DATA PROVIDED:

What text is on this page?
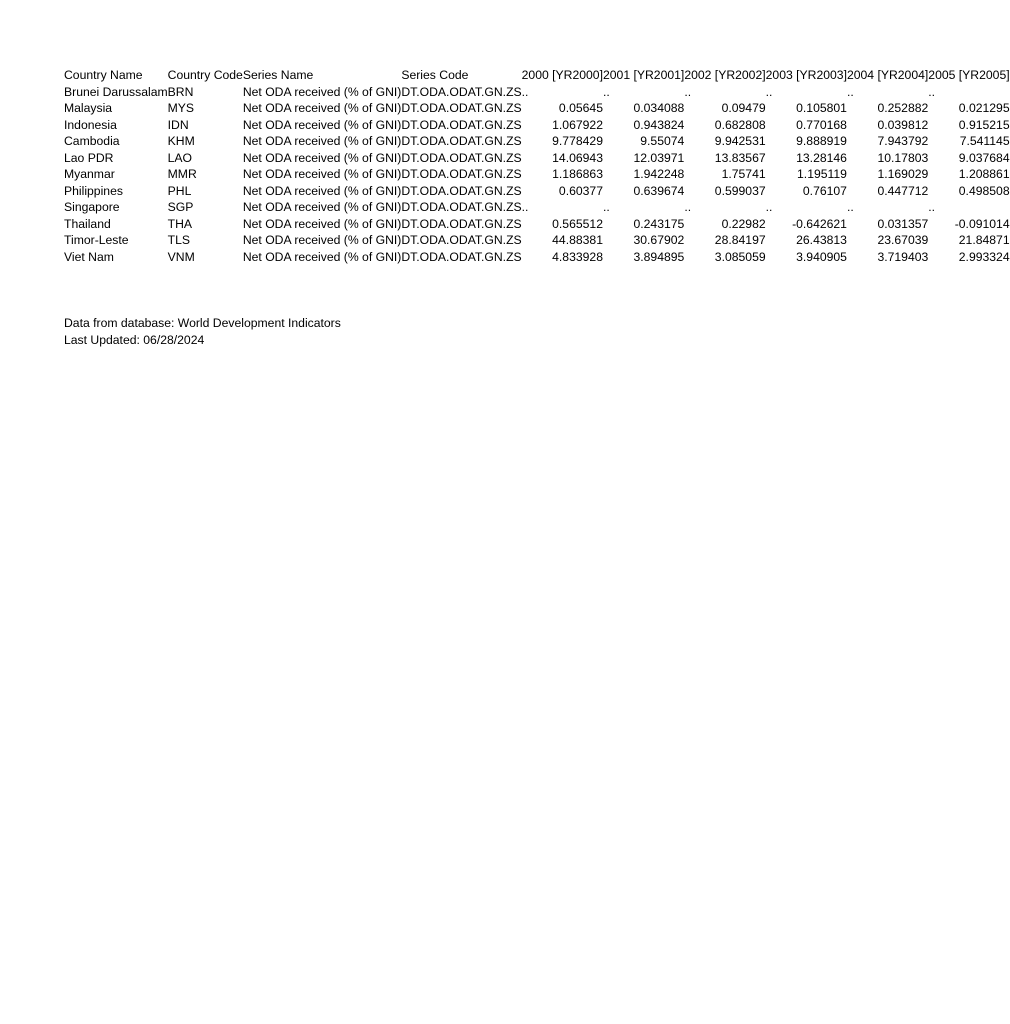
Country Name	Country Code	Series Name	Series Code	2000 [YR2000]	2001 [YR2001]	2002 [YR2002]	2003 [YR2003]	2004 [YR2004]	2005 [YR2005]
Brunei Darussalam	BRN	Net ODA received (% of GNI)	DT.ODA.ODAT.GN.ZS	..	..	..	..	..	..
Malaysia	MYS	Net ODA received (% of GNI)	DT.ODA.ODAT.GN.ZS	0.05645	0.034088	0.09479	0.105801	0.252882	0.021295
Indonesia	IDN	Net ODA received (% of GNI)	DT.ODA.ODAT.GN.ZS	1.067922	0.943824	0.682808	0.770168	0.039812	0.915215
Cambodia	KHM	Net ODA received (% of GNI)	DT.ODA.ODAT.GN.ZS	9.778429	9.55074	9.942531	9.888919	7.943792	7.541145
Lao PDR	LAO	Net ODA received (% of GNI)	DT.ODA.ODAT.GN.ZS	14.06943	12.03971	13.83567	13.28146	10.17803	9.037684
Myanmar	MMR	Net ODA received (% of GNI)	DT.ODA.ODAT.GN.ZS	1.186863	1.942248	1.75741	1.195119	1.169029	1.208861
Philippines	PHL	Net ODA received (% of GNI)	DT.ODA.ODAT.GN.ZS	0.60377	0.639674	0.599037	0.76107	0.447712	0.498508
Singapore	SGP	Net ODA received (% of GNI)	DT.ODA.ODAT.GN.ZS	..	..	..	..	..	..
Thailand	THA	Net ODA received (% of GNI)	DT.ODA.ODAT.GN.ZS	0.565512	0.243175	0.22982	-0.642621	0.031357	-0.091014
Timor-Leste	TLS	Net ODA received (% of GNI)	DT.ODA.ODAT.GN.ZS	44.88381	30.67902	28.84197	26.43813	23.67039	21.84871
Viet Nam	VNM	Net ODA received (% of GNI)	DT.ODA.ODAT.GN.ZS	4.833928	3.894895	3.085059	3.940905	3.719403	2.993324
Data from database: World Development Indicators
Last Updated: 06/28/2024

REQUEST: Reproduce each line exactly, please, except for any pictures.

EXERCISE OUTPUT:
What text is on this page?
Country Name	Country Code	Series Name	Series Code	2000 [YR2000]	2001 [YR2001]	2002 [YR2002]	2003 [YR2003]	2004 [YR2004]	2005 [YR2005]
Brunei Darussalam	BRN	Net ODA received (% of GNI)	DT.ODA.ODAT.GN.ZS	..	..	..	..	..	..
Malaysia	MYS	Net ODA received (% of GNI)	DT.ODA.ODAT.GN.ZS	0.05645	0.034088	0.09479	0.105801	0.252882	0.021295
Indonesia	IDN	Net ODA received (% of GNI)	DT.ODA.ODAT.GN.ZS	1.067922	0.943824	0.682808	0.770168	0.039812	0.915215
Cambodia	KHM	Net ODA received (% of GNI)	DT.ODA.ODAT.GN.ZS	9.778429	9.55074	9.942531	9.888919	7.943792	7.541145
Lao PDR	LAO	Net ODA received (% of GNI)	DT.ODA.ODAT.GN.ZS	14.06943	12.03971	13.83567	13.28146	10.17803	9.037684
Myanmar	MMR	Net ODA received (% of GNI)	DT.ODA.ODAT.GN.ZS	1.186863	1.942248	1.75741	1.195119	1.169029	1.208861
Philippines	PHL	Net ODA received (% of GNI)	DT.ODA.ODAT.GN.ZS	0.60377	0.639674	0.599037	0.76107	0.447712	0.498508
Singapore	SGP	Net ODA received (% of GNI)	DT.ODA.ODAT.GN.ZS	..	..	..	..	..	..
Thailand	THA	Net ODA received (% of GNI)	DT.ODA.ODAT.GN.ZS	0.565512	0.243175	0.22982	-0.642621	0.031357	-0.091014
Timor-Leste	TLS	Net ODA received (% of GNI)	DT.ODA.ODAT.GN.ZS	44.88381	30.67902	28.84197	26.43813	23.67039	21.84871
Viet Nam	VNM	Net ODA received (% of GNI)	DT.ODA.ODAT.GN.ZS	4.833928	3.894895	3.085059	3.940905	3.719403	2.993324
Data from database: World Development Indicators
Last Updated: 06/28/2024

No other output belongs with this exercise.